↓

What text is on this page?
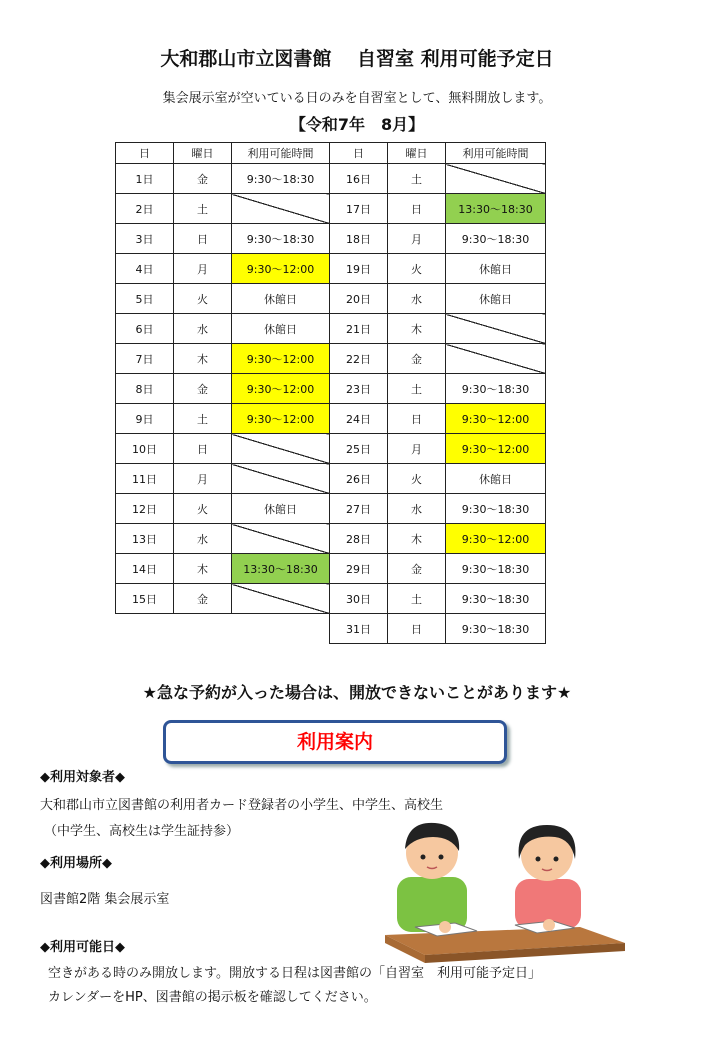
大和郡山市立図書館　 自習室 利用可能予定日
集会展示室が空いている日のみを自習室として、無料開放します。
【令和7年　8月】
日	曜日	利用可能時間
1日	金	9:30～18:30
2日	土	
3日	日	9:30～18:30
4日	月	9:30～12:00
5日	火	休館日
6日	水	休館日
7日	木	9:30～12:00
8日	金	9:30～12:00
9日	土	9:30～12:00
10日	日	
11日	月	
12日	火	休館日
13日	水	
14日	木	13:30～18:30
15日	金	
日	曜日	利用可能時間
16日	土	
17日	日	13:30～18:30
18日	月	9:30～18:30
19日	火	休館日
20日	水	休館日
21日	木	
22日	金	
23日	土	9:30～18:30
24日	日	9:30～12:00
25日	月	9:30～12:00
26日	火	休館日
27日	水	9:30～18:30
28日	木	9:30～12:00
29日	金	9:30～18:30
30日	土	9:30～18:30
31日	日	9:30～18:30
★急な予約が入った場合は、開放できないことがあります★
利用案内
◆利用対象者◆
大和郡山市立図書館の利用者カード登録者の小学生、中学生、高校生
（中学生、高校生は学生証持参）
◆利用場所◆
図書館2階 集会展示室
◆利用可能日◆
空きがある時のみ開放します。開放する日程は図書館の「自習室　利用可能予定日」
カレンダーをHP、図書館の掲示板を確認してください。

↑

• [INSTRUCTIONS FOR THE TASK]
Restate every record exactly, please; do not copy the pictures.

• [EXPECTED ANSWER]
What text is on this page?
大和郡山市立図書館　 自習室 利用可能予定日
集会展示室が空いている日のみを自習室として、無料開放します。
【令和7年　8月】
日	曜日	利用可能時間
1日	金	9:30～18:30
2日	土	
3日	日	9:30～18:30
4日	月	9:30～12:00
5日	火	休館日
6日	水	休館日
7日	木	9:30～12:00
8日	金	9:30～12:00
9日	土	9:30～12:00
10日	日	
11日	月	
12日	火	休館日
13日	水	
14日	木	13:30～18:30
15日	金	
日	曜日	利用可能時間
16日	土	
17日	日	13:30～18:30
18日	月	9:30～18:30
19日	火	休館日
20日	水	休館日
21日	木	
22日	金	
23日	土	9:30～18:30
24日	日	9:30～12:00
25日	月	9:30～12:00
26日	火	休館日
27日	水	9:30～18:30
28日	木	9:30～12:00
29日	金	9:30～18:30
30日	土	9:30～18:30
31日	日	9:30～18:30
★急な予約が入った場合は、開放できないことがあります★
利用案内
◆利用対象者◆
大和郡山市立図書館の利用者カード登録者の小学生、中学生、高校生
（中学生、高校生は学生証持参）
◆利用場所◆
図書館2階 集会展示室
◆利用可能日◆
空きがある時のみ開放します。開放する日程は図書館の「自習室　利用可能予定日」
カレンダーをHP、図書館の掲示板を確認してください。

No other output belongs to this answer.